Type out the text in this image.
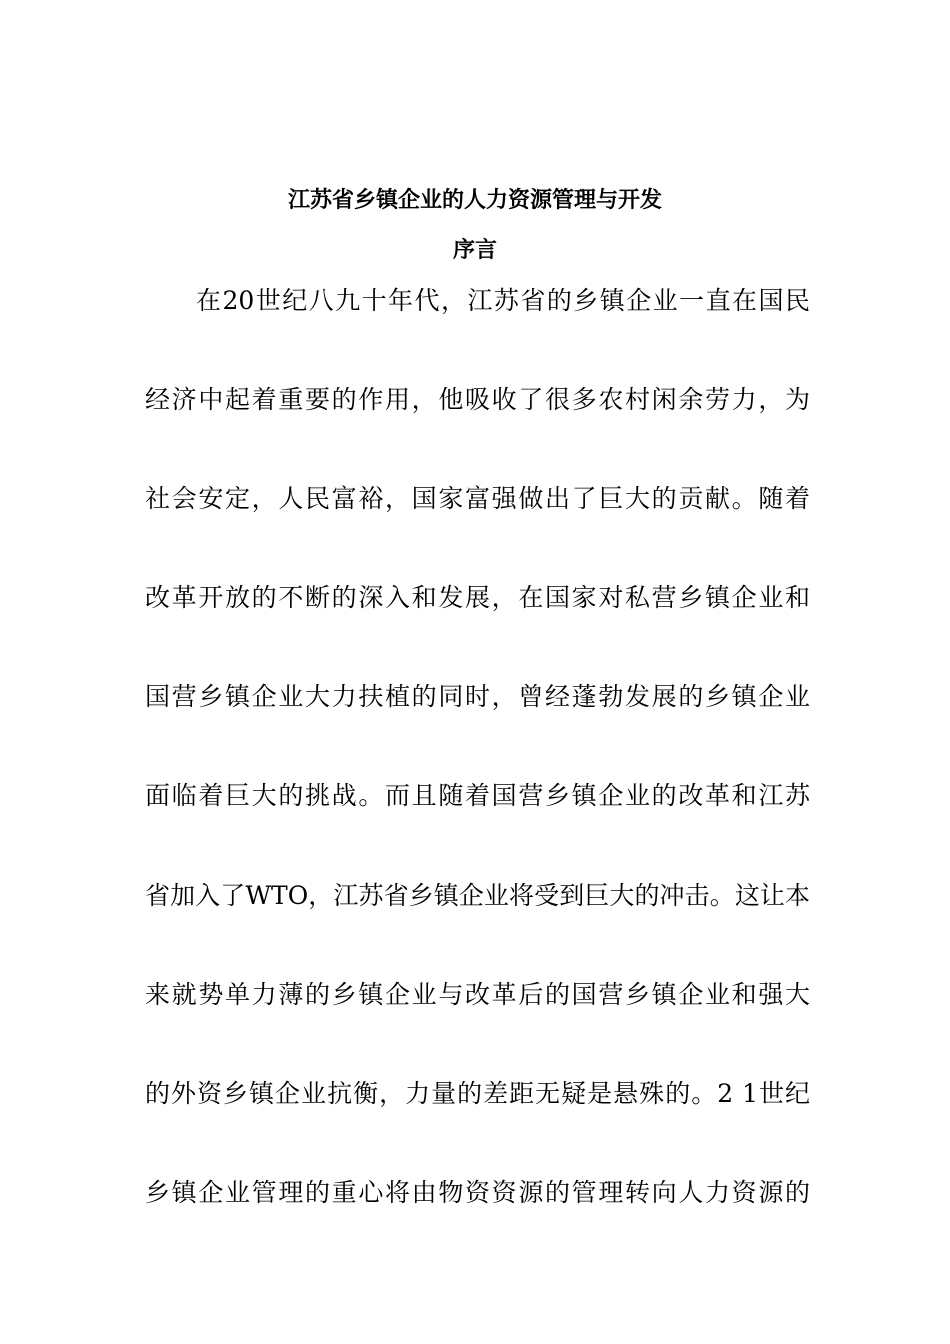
江苏省乡镇企业的人力资源管理与开发
序言
在20世纪八九十年代，江苏省的乡镇企业一直在国民
经济中起着重要的作用，他吸收了很多农村闲余劳力，为
社会安定，人民富裕，国家富强做出了巨大的贡献。随着
改革开放的不断的深入和发展，在国家对私营乡镇企业和
国营乡镇企业大力扶植的同时，曾经蓬勃发展的乡镇企业
面临着巨大的挑战。而且随着国营乡镇企业的改革和江苏
省加入了WTO，江苏省乡镇企业将受到巨大的冲击。这让本
来就势单力薄的乡镇企业与改革后的国营乡镇企业和强大
的外资乡镇企业抗衡，力量的差距无疑是悬殊的。2 1世纪
乡镇企业管理的重心将由物资资源的管理转向人力资源的
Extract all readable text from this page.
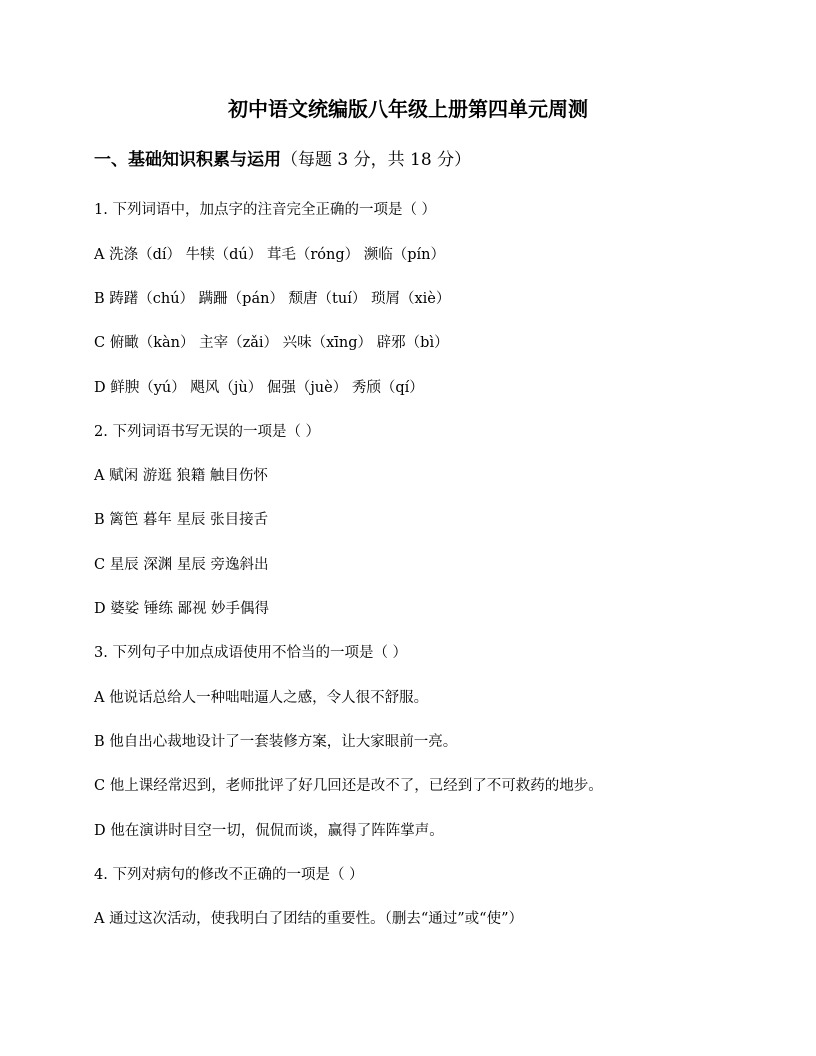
初中语文统编版八年级上册第四单元周测
一、基础知识积累与运用（每题 3 分，共 18 分）
1. 下列词语中，加点字的注音完全正确的一项是（ ）
A 洗涤（dí） 牛犊（dú） 茸毛（róng） 濒临（pín）
B 踌躇（chú） 蹒跚（pán） 颓唐（tuí） 琐屑（xiè）
C 俯瞰（kàn） 主宰（zǎi） 兴味（xīng） 辟邪（bì）
D 鲜腴（yú） 飓风（jù） 倔强（juè） 秀颀（qí）
2. 下列词语书写无误的一项是（ ）
A 赋闲 游逛 狼籍 触目伤怀
B 篱笆 暮年 星辰 张目接舌
C 星辰 深渊 星辰 旁逸斜出
D 婆娑 锤练 鄙视 妙手偶得
3. 下列句子中加点成语使用不恰当的一项是（ ）
A 他说话总给人一种咄咄逼人之感，令人很不舒服。
B 他自出心裁地设计了一套装修方案，让大家眼前一亮。
C 他上课经常迟到，老师批评了好几回还是改不了，已经到了不可救药的地步。
D 他在演讲时目空一切，侃侃而谈，赢得了阵阵掌声。
4. 下列对病句的修改不正确的一项是（ ）
A 通过这次活动，使我明白了团结的重要性。（删去“通过”或“使”）
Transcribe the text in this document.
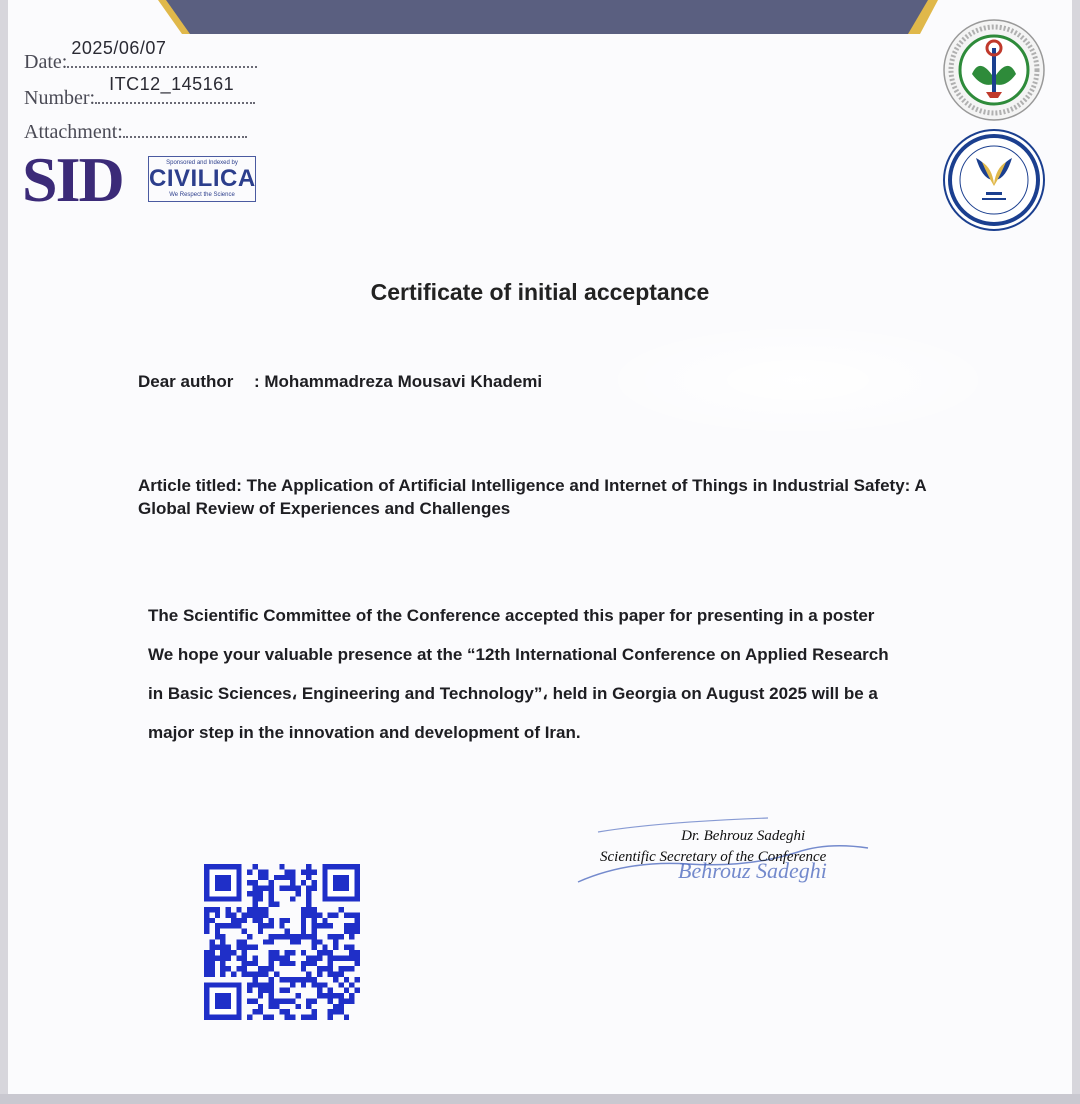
Date:
2025/06/07
Number:
ITC12_145161
Attachment:
SID	Sponsored and Indexed by
CIVILICA
We Respect the Science
Certificate of initial acceptance
Dear author : Mohammadreza Mousavi Khademi
Article titled: The Application of Artificial Intelligence and Internet of Things in Industrial Safety: A Global Review of Experiences and Challenges
The Scientific Committee of the Conference accepted this paper for presenting in a poster
We hope your valuable presence at the “12th International Conference on Applied Research
in Basic Sciences، Engineering and Technology”، held in Georgia on August 2025 will be a
major step in the innovation and development of Iran.
Behrouz Sadeghi
Dr. Behrouz Sadeghi
Scientific Secretary of the Conference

## Requirements:
The records shown above are to be repeated exactly, with the pictures left out.

## Finished answer:
Type out the text in this image.
江苏省乡镇企业的人力资源管理与开发
序言
在20世纪八九十年代，江苏省的乡镇企业一直在国民
经济中起着重要的作用，他吸收了很多农村闲余劳力，为
社会安定，人民富裕，国家富强做出了巨大的贡献。随着
改革开放的不断的深入和发展，在国家对私营乡镇企业和
国营乡镇企业大力扶植的同时，曾经蓬勃发展的乡镇企业
面临着巨大的挑战。而且随着国营乡镇企业的改革和江苏
省加入了WTO，江苏省乡镇企业将受到巨大的冲击。这让本
来就势单力薄的乡镇企业与改革后的国营乡镇企业和强大
的外资乡镇企业抗衡，力量的差距无疑是悬殊的。2 1世纪
乡镇企业管理的重心将由物资资源的管理转向人力资源的
Extract all readable text from this page.
初中语文统编版八年级上册第四单元周测
一、基础知识积累与运用（每题 3 分，共 18 分）
1. 下列词语中，加点字的注音完全正确的一项是（ ）
A 洗涤（dí） 牛犊（dú） 茸毛（róng） 濒临（pín）
B 踌躇（chú） 蹒跚（pán） 颓唐（tuí） 琐屑（xiè）
C 俯瞰（kàn） 主宰（zǎi） 兴味（xīng） 辟邪（bì）
D 鲜腴（yú） 飓风（jù） 倔强（juè） 秀颀（qí）
2. 下列词语书写无误的一项是（ ）
A 赋闲 游逛 狼籍 触目伤怀
B 篱笆 暮年 星辰 张目接舌
C 星辰 深渊 星辰 旁逸斜出
D 婆娑 锤练 鄙视 妙手偶得
3. 下列句子中加点成语使用不恰当的一项是（ ）
A 他说话总给人一种咄咄逼人之感，令人很不舒服。
B 他自出心裁地设计了一套装修方案，让大家眼前一亮。
C 他上课经常迟到，老师批评了好几回还是改不了，已经到了不可救药的地步。
D 他在演讲时目空一切，侃侃而谈，赢得了阵阵掌声。
4. 下列对病句的修改不正确的一项是（ ）
A 通过这次活动，使我明白了团结的重要性。（删去“通过”或“使”）
Transcribe the text in this document.
Date:
2025/06/07
Number:
ITC12_145161
Attachment:
SID	Sponsored and Indexed by
CIVILICA
We Respect the Science
Certificate of initial acceptance
Dear author : Mohammadreza Mousavi Khademi
Article titled: The Application of Artificial Intelligence and Internet of Things in Industrial Safety: A Global Review of Experiences and Challenges
The Scientific Committee of the Conference accepted this paper for presenting in a poster
We hope your valuable presence at the “12th International Conference on Applied Research
in Basic Sciences، Engineering and Technology”، held in Georgia on August 2025 will be a
major step in the innovation and development of Iran.
Behrouz Sadeghi
Dr. Behrouz Sadeghi
Scientific Secretary of the Conference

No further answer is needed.